◆ Problem details: Extract every line of the data below and reproduce each one unchanged, in the same order.

◆ Records shown:
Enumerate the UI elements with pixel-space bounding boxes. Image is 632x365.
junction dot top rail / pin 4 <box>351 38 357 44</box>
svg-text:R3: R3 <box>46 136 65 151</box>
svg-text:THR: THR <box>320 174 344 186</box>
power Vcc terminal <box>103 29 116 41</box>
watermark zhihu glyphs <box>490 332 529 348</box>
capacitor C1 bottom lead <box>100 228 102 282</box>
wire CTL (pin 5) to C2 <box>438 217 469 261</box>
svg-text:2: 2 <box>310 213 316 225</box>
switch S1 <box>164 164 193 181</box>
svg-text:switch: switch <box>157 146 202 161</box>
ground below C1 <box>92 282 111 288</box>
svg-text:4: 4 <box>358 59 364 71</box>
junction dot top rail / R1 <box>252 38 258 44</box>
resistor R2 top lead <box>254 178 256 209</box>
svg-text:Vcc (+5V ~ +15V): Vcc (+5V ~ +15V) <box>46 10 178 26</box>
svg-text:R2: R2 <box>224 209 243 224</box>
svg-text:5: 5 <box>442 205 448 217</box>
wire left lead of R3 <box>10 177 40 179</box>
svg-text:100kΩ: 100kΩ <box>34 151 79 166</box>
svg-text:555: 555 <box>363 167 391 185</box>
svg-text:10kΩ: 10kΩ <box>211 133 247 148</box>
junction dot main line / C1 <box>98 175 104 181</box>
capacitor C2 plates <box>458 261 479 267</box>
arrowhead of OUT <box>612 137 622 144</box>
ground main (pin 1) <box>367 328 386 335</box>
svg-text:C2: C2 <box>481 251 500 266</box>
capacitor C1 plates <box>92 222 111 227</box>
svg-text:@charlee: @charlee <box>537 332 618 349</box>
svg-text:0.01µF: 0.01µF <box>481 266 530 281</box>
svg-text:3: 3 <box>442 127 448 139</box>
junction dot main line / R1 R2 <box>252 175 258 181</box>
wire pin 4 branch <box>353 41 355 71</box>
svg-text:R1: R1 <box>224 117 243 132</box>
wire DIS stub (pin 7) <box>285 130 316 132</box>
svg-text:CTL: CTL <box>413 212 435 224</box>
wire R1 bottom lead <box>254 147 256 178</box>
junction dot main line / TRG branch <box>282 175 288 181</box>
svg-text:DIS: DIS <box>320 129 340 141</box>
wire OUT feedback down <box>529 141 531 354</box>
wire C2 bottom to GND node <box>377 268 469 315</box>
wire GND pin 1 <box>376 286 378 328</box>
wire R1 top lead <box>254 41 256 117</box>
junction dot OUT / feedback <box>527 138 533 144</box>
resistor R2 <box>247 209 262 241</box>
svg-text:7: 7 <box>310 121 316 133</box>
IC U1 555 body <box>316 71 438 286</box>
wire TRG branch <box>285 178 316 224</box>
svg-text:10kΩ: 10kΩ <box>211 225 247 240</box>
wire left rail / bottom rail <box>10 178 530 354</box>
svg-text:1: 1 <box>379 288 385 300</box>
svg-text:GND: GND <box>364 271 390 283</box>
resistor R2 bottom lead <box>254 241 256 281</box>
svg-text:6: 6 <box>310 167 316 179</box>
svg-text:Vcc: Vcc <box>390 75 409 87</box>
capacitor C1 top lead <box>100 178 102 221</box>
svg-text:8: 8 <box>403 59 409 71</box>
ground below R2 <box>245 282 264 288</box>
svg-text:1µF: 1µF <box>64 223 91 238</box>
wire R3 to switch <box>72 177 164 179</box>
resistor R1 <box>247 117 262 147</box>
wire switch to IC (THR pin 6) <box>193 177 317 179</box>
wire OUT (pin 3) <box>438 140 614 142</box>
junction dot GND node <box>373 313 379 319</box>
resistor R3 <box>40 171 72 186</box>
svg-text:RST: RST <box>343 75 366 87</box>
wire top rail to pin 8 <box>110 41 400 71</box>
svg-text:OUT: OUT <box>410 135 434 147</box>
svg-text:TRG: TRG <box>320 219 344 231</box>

◆ Written reply:
Enumerate the UI elements with pixel-space bounding boxes. Image is 632x365.
junction dot top rail / pin 4 <box>351 38 357 44</box>
svg-text:R3: R3 <box>46 136 65 151</box>
svg-text:THR: THR <box>320 174 344 186</box>
power Vcc terminal <box>103 29 116 41</box>
watermark zhihu glyphs <box>490 332 529 348</box>
capacitor C1 bottom lead <box>100 228 102 282</box>
wire CTL (pin 5) to C2 <box>438 217 469 261</box>
svg-text:2: 2 <box>310 213 316 225</box>
switch S1 <box>164 164 193 181</box>
svg-text:switch: switch <box>157 146 202 161</box>
ground below C1 <box>92 282 111 288</box>
svg-text:4: 4 <box>358 59 364 71</box>
junction dot top rail / R1 <box>252 38 258 44</box>
resistor R2 top lead <box>254 178 256 209</box>
svg-text:Vcc (+5V ~ +15V): Vcc (+5V ~ +15V) <box>46 10 178 26</box>
svg-text:R2: R2 <box>224 209 243 224</box>
svg-text:5: 5 <box>442 205 448 217</box>
wire left lead of R3 <box>10 177 40 179</box>
svg-text:100kΩ: 100kΩ <box>34 151 79 166</box>
svg-text:555: 555 <box>363 167 391 185</box>
svg-text:10kΩ: 10kΩ <box>211 133 247 148</box>
junction dot main line / C1 <box>98 175 104 181</box>
capacitor C2 plates <box>458 261 479 267</box>
arrowhead of OUT <box>612 137 622 144</box>
ground main (pin 1) <box>367 328 386 335</box>
svg-text:C2: C2 <box>481 251 500 266</box>
capacitor C1 plates <box>92 222 111 227</box>
svg-text:@charlee: @charlee <box>537 332 618 349</box>
svg-text:0.01µF: 0.01µF <box>481 266 530 281</box>
svg-text:3: 3 <box>442 127 448 139</box>
junction dot main line / R1 R2 <box>252 175 258 181</box>
wire pin 4 branch <box>353 41 355 71</box>
svg-text:R1: R1 <box>224 117 243 132</box>
wire DIS stub (pin 7) <box>285 130 316 132</box>
svg-text:CTL: CTL <box>413 212 435 224</box>
wire R1 bottom lead <box>254 147 256 178</box>
junction dot main line / TRG branch <box>282 175 288 181</box>
svg-text:DIS: DIS <box>320 129 340 141</box>
wire OUT feedback down <box>529 141 531 354</box>
wire C2 bottom to GND node <box>377 268 469 315</box>
wire GND pin 1 <box>376 286 378 328</box>
wire R1 top lead <box>254 41 256 117</box>
junction dot OUT / feedback <box>527 138 533 144</box>
resistor R2 <box>247 209 262 241</box>
svg-text:7: 7 <box>310 121 316 133</box>
IC U1 555 body <box>316 71 438 286</box>
wire TRG branch <box>285 178 316 224</box>
svg-text:10kΩ: 10kΩ <box>211 225 247 240</box>
wire left rail / bottom rail <box>10 178 530 354</box>
svg-text:1: 1 <box>379 288 385 300</box>
svg-text:GND: GND <box>364 271 390 283</box>
resistor R2 bottom lead <box>254 241 256 281</box>
svg-text:6: 6 <box>310 167 316 179</box>
svg-text:Vcc: Vcc <box>390 75 409 87</box>
capacitor C1 top lead <box>100 178 102 221</box>
svg-text:8: 8 <box>403 59 409 71</box>
ground below R2 <box>245 282 264 288</box>
svg-text:1µF: 1µF <box>64 223 91 238</box>
wire R3 to switch <box>72 177 164 179</box>
resistor R1 <box>247 117 262 147</box>
wire switch to IC (THR pin 6) <box>193 177 317 179</box>
wire OUT (pin 3) <box>438 140 614 142</box>
junction dot GND node <box>373 313 379 319</box>
resistor R3 <box>40 171 72 186</box>
svg-text:RST: RST <box>343 75 366 87</box>
wire top rail to pin 8 <box>110 41 400 71</box>
svg-text:OUT: OUT <box>410 135 434 147</box>
svg-text:TRG: TRG <box>320 219 344 231</box>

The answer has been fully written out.